» **Task description**: All entries are to be quoted exactly; the images stay out of the copy.

## Start

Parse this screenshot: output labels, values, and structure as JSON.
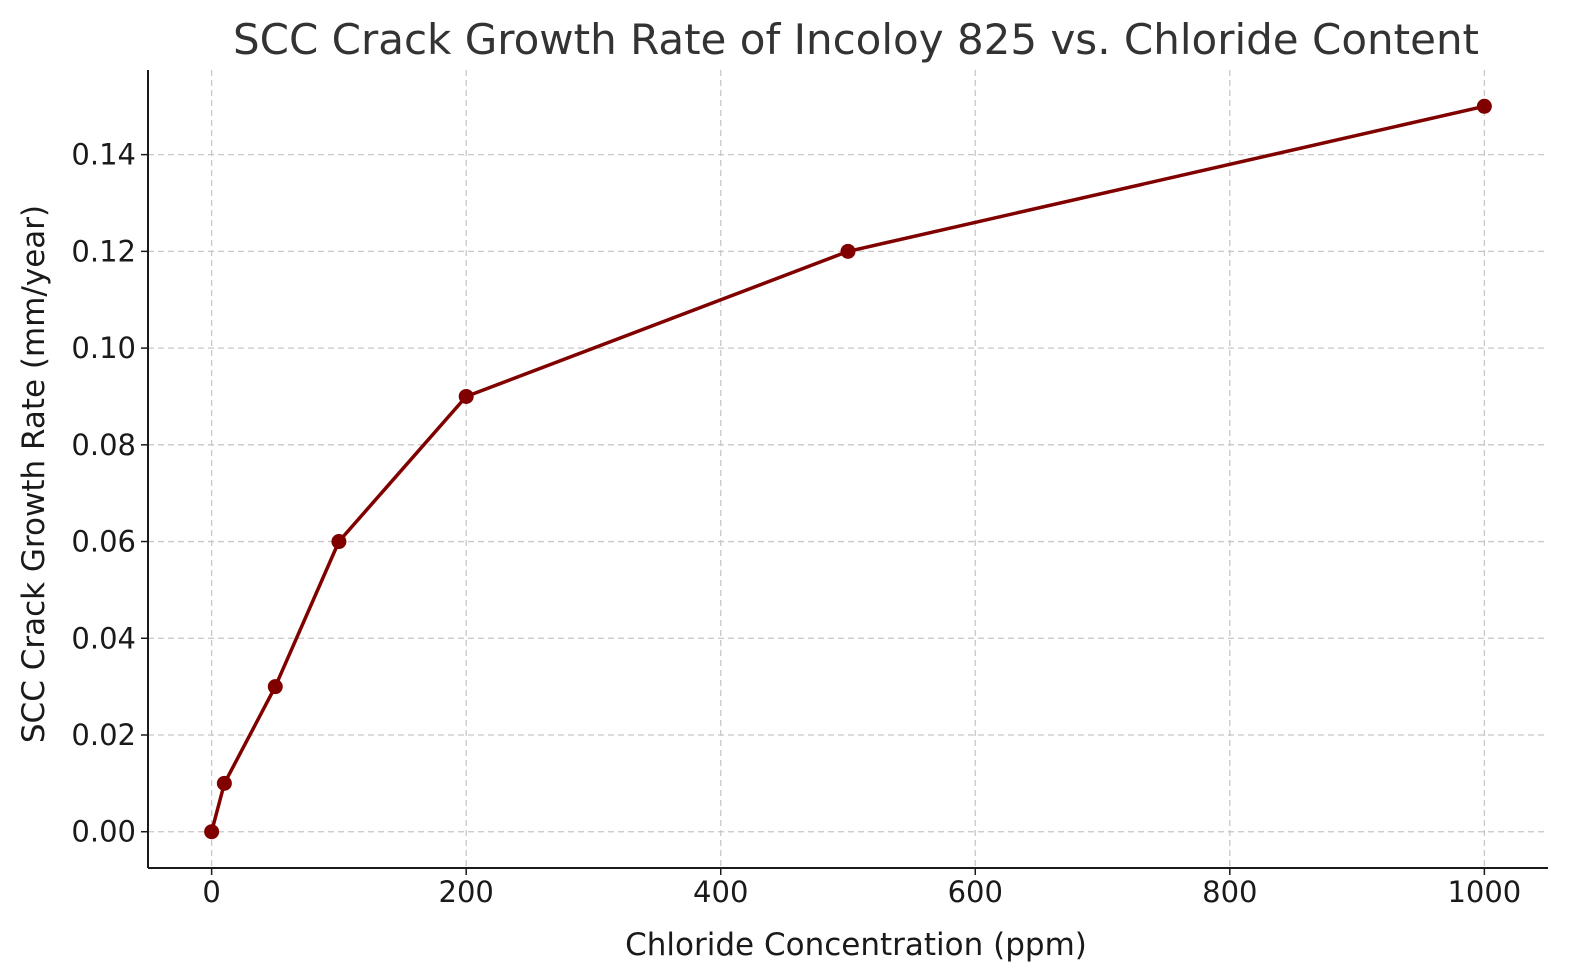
{
  "chart_data": {
    "type": "line",
    "title": "SCC Crack Growth Rate of Incoloy 825 vs. Chloride Content",
    "xlabel": "Chloride Concentration (ppm)",
    "ylabel": "SCC Crack Growth Rate (mm/year)",
    "xlim": [
      -50,
      1050
    ],
    "ylim": [
      -0.0075,
      0.1575
    ],
    "xticks": [
      0,
      200,
      400,
      600,
      800,
      1000
    ],
    "xtick_labels": [
      "0",
      "200",
      "400",
      "600",
      "800",
      "1000"
    ],
    "yticks": [
      0.0,
      0.02,
      0.04,
      0.06,
      0.08,
      0.1,
      0.12,
      0.14
    ],
    "ytick_labels": [
      "0.00",
      "0.02",
      "0.04",
      "0.06",
      "0.08",
      "0.10",
      "0.12",
      "0.14"
    ],
    "grid": true,
    "legend": "none",
    "series": [
      {
        "x": [
          0,
          10,
          50,
          100,
          200,
          500,
          1000
        ],
        "y": [
          0.0,
          0.01,
          0.03,
          0.06,
          0.09,
          0.12,
          0.15
        ],
        "color": "#800000",
        "marker": "circle"
      }
    ]
  }
}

## End

» **Full output**:
Parse this screenshot: output labels, values, and structure as JSON.
{
  "chart_data": {
    "type": "line",
    "title": "SCC Crack Growth Rate of Incoloy 825 vs. Chloride Content",
    "xlabel": "Chloride Concentration (ppm)",
    "ylabel": "SCC Crack Growth Rate (mm/year)",
    "xlim": [
      -50,
      1050
    ],
    "ylim": [
      -0.0075,
      0.1575
    ],
    "xticks": [
      0,
      200,
      400,
      600,
      800,
      1000
    ],
    "xtick_labels": [
      "0",
      "200",
      "400",
      "600",
      "800",
      "1000"
    ],
    "yticks": [
      0.0,
      0.02,
      0.04,
      0.06,
      0.08,
      0.1,
      0.12,
      0.14
    ],
    "ytick_labels": [
      "0.00",
      "0.02",
      "0.04",
      "0.06",
      "0.08",
      "0.10",
      "0.12",
      "0.14"
    ],
    "grid": true,
    "legend": "none",
    "series": [
      {
        "x": [
          0,
          10,
          50,
          100,
          200,
          500,
          1000
        ],
        "y": [
          0.0,
          0.01,
          0.03,
          0.06,
          0.09,
          0.12,
          0.15
        ],
        "color": "#800000",
        "marker": "circle"
      }
    ]
  }
}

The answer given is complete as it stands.